▶ Written task: In the material below, find all lines with the string "случае" and copy them.
☆ ☆ ☆
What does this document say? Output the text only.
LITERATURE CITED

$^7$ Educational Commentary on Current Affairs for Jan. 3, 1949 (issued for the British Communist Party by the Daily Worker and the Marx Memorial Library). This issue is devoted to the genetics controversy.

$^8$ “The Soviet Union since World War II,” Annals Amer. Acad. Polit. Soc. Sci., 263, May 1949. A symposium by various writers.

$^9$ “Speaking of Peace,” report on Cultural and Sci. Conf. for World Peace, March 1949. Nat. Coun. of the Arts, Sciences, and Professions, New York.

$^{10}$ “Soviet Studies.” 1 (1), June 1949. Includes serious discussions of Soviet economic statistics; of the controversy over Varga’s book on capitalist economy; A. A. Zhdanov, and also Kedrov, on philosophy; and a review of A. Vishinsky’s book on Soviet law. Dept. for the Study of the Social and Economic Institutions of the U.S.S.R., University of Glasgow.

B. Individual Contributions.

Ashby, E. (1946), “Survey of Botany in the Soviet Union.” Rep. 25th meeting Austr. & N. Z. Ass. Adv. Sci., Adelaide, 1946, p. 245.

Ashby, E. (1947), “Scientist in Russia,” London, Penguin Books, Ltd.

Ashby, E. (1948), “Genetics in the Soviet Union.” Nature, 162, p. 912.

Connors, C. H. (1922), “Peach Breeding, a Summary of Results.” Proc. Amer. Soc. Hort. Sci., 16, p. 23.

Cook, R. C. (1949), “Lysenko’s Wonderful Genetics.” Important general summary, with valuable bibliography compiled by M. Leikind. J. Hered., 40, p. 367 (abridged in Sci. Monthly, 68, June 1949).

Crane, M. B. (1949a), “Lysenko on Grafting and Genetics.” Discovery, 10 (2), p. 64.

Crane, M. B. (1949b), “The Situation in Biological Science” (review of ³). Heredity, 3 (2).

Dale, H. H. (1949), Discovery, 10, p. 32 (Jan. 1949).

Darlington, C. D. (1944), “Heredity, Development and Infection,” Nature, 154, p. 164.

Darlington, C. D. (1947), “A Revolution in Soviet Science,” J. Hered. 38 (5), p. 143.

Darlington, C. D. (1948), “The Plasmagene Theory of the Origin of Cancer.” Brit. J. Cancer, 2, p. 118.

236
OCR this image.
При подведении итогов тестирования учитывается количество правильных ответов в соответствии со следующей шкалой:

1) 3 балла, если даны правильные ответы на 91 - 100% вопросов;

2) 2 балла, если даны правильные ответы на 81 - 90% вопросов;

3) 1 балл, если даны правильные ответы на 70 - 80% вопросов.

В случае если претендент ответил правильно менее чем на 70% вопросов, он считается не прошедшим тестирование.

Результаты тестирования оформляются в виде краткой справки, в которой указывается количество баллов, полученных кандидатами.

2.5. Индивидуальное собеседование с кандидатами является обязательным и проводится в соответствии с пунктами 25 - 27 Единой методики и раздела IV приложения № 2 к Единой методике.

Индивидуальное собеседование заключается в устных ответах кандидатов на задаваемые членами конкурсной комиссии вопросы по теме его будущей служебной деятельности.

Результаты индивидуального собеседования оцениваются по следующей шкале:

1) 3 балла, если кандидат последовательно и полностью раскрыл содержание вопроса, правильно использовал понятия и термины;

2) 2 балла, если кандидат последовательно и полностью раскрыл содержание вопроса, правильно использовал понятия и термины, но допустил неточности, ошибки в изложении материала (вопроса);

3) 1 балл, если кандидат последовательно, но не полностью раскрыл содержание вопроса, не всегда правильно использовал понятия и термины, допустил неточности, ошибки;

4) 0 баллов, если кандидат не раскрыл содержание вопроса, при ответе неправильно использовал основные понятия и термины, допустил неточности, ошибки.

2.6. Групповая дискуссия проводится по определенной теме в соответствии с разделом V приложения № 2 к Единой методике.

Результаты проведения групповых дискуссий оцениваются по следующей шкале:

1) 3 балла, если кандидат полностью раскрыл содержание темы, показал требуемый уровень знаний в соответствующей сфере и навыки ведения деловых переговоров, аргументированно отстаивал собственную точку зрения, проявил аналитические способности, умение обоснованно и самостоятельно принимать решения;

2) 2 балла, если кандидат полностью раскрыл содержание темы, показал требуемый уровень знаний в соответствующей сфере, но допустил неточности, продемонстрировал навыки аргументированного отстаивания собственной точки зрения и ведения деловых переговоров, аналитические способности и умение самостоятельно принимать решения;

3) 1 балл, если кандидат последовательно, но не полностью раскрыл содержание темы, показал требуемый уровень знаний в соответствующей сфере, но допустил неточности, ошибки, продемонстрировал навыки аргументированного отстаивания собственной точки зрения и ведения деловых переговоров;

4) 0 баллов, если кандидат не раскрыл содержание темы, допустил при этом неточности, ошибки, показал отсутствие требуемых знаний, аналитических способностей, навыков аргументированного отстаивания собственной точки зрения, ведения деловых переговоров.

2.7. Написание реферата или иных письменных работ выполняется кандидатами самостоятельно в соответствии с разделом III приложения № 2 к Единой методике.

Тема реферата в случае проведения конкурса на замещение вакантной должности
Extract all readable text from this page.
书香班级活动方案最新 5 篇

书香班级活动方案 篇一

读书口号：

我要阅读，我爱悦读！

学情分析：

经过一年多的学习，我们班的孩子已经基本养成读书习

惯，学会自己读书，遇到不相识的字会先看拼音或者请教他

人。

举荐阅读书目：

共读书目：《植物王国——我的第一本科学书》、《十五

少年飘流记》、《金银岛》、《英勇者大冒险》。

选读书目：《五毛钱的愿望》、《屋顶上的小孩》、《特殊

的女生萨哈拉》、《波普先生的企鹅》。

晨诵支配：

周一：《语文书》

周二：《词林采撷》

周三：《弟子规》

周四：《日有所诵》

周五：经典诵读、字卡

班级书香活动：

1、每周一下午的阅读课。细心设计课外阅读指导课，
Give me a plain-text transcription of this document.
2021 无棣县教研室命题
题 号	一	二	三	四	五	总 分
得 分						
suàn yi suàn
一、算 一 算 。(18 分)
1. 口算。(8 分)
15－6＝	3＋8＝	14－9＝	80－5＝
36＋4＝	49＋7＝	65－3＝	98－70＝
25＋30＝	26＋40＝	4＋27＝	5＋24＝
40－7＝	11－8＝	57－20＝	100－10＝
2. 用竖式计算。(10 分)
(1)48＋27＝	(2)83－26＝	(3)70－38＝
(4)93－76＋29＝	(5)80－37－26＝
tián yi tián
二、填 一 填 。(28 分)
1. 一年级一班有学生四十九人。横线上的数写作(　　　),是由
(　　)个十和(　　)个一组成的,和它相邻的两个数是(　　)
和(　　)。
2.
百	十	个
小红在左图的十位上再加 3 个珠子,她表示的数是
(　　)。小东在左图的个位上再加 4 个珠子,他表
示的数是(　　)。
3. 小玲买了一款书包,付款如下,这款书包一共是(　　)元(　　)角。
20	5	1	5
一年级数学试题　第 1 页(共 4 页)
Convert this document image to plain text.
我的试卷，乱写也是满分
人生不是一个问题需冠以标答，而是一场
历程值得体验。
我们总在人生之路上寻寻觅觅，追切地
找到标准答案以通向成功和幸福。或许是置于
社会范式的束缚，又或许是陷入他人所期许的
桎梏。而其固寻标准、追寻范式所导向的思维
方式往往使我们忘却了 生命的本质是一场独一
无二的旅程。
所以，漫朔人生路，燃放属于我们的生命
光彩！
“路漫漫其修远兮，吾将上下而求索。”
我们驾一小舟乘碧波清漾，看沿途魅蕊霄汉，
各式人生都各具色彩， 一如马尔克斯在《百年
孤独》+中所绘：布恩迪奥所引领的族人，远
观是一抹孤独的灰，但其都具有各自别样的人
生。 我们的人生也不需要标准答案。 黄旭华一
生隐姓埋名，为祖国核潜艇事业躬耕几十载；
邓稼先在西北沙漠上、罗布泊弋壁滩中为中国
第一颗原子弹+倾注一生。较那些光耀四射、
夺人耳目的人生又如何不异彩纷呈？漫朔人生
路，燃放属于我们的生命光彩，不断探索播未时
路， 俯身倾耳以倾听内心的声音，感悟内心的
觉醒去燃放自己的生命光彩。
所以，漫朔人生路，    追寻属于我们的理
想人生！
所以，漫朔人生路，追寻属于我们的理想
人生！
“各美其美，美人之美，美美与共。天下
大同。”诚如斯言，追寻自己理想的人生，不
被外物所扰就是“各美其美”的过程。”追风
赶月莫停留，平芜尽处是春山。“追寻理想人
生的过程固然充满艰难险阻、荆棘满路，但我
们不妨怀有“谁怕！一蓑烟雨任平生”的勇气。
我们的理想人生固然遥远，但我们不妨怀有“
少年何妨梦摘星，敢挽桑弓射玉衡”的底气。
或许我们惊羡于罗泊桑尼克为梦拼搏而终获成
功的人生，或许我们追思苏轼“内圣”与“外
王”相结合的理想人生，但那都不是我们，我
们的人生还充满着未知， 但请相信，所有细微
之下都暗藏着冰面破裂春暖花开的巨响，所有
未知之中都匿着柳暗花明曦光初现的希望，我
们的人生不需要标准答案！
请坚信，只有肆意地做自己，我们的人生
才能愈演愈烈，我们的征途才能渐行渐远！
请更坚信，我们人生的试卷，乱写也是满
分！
☆ ☆ ☆
▶ Solution to the exercise:
В случае если претендент ответил правильно менее чем на 70% вопросов, он считается не прошедшим тестирование.
Тема реферата в случае проведения конкурса на замещение вакантной должности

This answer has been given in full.